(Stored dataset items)
++++
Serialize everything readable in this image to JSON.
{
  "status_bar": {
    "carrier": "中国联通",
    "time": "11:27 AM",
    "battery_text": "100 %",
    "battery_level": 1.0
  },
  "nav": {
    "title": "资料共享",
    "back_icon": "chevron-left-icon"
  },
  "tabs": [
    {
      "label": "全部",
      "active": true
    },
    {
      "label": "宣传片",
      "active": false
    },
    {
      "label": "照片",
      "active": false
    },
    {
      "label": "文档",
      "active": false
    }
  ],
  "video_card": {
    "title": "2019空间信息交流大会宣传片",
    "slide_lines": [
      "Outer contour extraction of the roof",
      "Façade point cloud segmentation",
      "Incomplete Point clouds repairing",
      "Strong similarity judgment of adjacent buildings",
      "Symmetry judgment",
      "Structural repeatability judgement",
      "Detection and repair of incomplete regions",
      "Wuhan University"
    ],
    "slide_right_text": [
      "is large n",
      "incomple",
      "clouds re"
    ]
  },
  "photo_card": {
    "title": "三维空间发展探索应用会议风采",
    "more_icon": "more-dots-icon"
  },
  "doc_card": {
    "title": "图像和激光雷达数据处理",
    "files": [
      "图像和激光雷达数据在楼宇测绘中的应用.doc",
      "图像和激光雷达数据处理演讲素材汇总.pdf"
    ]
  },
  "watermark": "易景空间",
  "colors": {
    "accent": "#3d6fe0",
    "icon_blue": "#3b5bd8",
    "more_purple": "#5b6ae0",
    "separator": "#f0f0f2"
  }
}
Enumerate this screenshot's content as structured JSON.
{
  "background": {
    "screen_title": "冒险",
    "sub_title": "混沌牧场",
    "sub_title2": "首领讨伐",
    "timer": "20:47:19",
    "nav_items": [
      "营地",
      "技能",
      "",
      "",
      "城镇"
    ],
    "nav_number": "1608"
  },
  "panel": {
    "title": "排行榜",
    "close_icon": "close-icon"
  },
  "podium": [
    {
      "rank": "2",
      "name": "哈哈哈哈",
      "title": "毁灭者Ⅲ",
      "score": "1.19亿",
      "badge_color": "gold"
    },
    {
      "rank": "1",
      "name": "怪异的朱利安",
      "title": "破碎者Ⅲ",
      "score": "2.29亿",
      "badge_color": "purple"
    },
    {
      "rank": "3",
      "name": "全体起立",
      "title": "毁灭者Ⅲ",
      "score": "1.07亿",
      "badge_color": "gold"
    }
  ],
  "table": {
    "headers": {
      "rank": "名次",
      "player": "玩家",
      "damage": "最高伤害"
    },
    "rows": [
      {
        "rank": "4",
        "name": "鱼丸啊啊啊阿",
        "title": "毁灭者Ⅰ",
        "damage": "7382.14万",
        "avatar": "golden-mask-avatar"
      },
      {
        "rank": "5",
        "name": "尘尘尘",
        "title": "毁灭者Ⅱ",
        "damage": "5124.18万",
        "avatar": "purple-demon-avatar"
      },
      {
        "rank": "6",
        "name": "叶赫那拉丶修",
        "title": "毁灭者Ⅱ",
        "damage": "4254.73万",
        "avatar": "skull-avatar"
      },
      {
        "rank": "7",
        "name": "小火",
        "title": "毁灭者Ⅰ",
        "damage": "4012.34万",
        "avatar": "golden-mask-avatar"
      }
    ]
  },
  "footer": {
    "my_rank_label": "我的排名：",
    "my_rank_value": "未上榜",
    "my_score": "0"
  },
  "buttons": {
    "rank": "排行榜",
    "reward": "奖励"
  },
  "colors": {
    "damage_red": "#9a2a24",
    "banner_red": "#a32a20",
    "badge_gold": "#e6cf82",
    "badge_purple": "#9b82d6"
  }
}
++++
-- Your goal --
Please repeat the listing above in full and exactly.

-- Result --
Serialize everything readable in this image to JSON.
{
  "status_bar": {
    "carrier": "中国联通",
    "time": "11:27 AM",
    "battery_text": "100 %",
    "battery_level": 1.0
  },
  "nav": {
    "title": "资料共享",
    "back_icon": "chevron-left-icon"
  },
  "tabs": [
    {
      "label": "全部",
      "active": true
    },
    {
      "label": "宣传片",
      "active": false
    },
    {
      "label": "照片",
      "active": false
    },
    {
      "label": "文档",
      "active": false
    }
  ],
  "video_card": {
    "title": "2019空间信息交流大会宣传片",
    "slide_lines": [
      "Outer contour extraction of the roof",
      "Façade point cloud segmentation",
      "Incomplete Point clouds repairing",
      "Strong similarity judgment of adjacent buildings",
      "Symmetry judgment",
      "Structural repeatability judgement",
      "Detection and repair of incomplete regions",
      "Wuhan University"
    ],
    "slide_right_text": [
      "is large n",
      "incomple",
      "clouds re"
    ]
  },
  "photo_card": {
    "title": "三维空间发展探索应用会议风采",
    "more_icon": "more-dots-icon"
  },
  "doc_card": {
    "title": "图像和激光雷达数据处理",
    "files": [
      "图像和激光雷达数据在楼宇测绘中的应用.doc",
      "图像和激光雷达数据处理演讲素材汇总.pdf"
    ]
  },
  "watermark": "易景空间",
  "colors": {
    "accent": "#3d6fe0",
    "icon_blue": "#3b5bd8",
    "more_purple": "#5b6ae0",
    "separator": "#f0f0f2"
  }
}
Enumerate this screenshot's content as structured JSON.
{
  "background": {
    "screen_title": "冒险",
    "sub_title": "混沌牧场",
    "sub_title2": "首领讨伐",
    "timer": "20:47:19",
    "nav_items": [
      "营地",
      "技能",
      "",
      "",
      "城镇"
    ],
    "nav_number": "1608"
  },
  "panel": {
    "title": "排行榜",
    "close_icon": "close-icon"
  },
  "podium": [
    {
      "rank": "2",
      "name": "哈哈哈哈",
      "title": "毁灭者Ⅲ",
      "score": "1.19亿",
      "badge_color": "gold"
    },
    {
      "rank": "1",
      "name": "怪异的朱利安",
      "title": "破碎者Ⅲ",
      "score": "2.29亿",
      "badge_color": "purple"
    },
    {
      "rank": "3",
      "name": "全体起立",
      "title": "毁灭者Ⅲ",
      "score": "1.07亿",
      "badge_color": "gold"
    }
  ],
  "table": {
    "headers": {
      "rank": "名次",
      "player": "玩家",
      "damage": "最高伤害"
    },
    "rows": [
      {
        "rank": "4",
        "name": "鱼丸啊啊啊阿",
        "title": "毁灭者Ⅰ",
        "damage": "7382.14万",
        "avatar": "golden-mask-avatar"
      },
      {
        "rank": "5",
        "name": "尘尘尘",
        "title": "毁灭者Ⅱ",
        "damage": "5124.18万",
        "avatar": "purple-demon-avatar"
      },
      {
        "rank": "6",
        "name": "叶赫那拉丶修",
        "title": "毁灭者Ⅱ",
        "damage": "4254.73万",
        "avatar": "skull-avatar"
      },
      {
        "rank": "7",
        "name": "小火",
        "title": "毁灭者Ⅰ",
        "damage": "4012.34万",
        "avatar": "golden-mask-avatar"
      }
    ]
  },
  "footer": {
    "my_rank_label": "我的排名：",
    "my_rank_value": "未上榜",
    "my_score": "0"
  },
  "buttons": {
    "rank": "排行榜",
    "reward": "奖励"
  },
  "colors": {
    "damage_red": "#9a2a24",
    "banner_red": "#a32a20",
    "badge_gold": "#e6cf82",
    "badge_purple": "#9b82d6"
  }
}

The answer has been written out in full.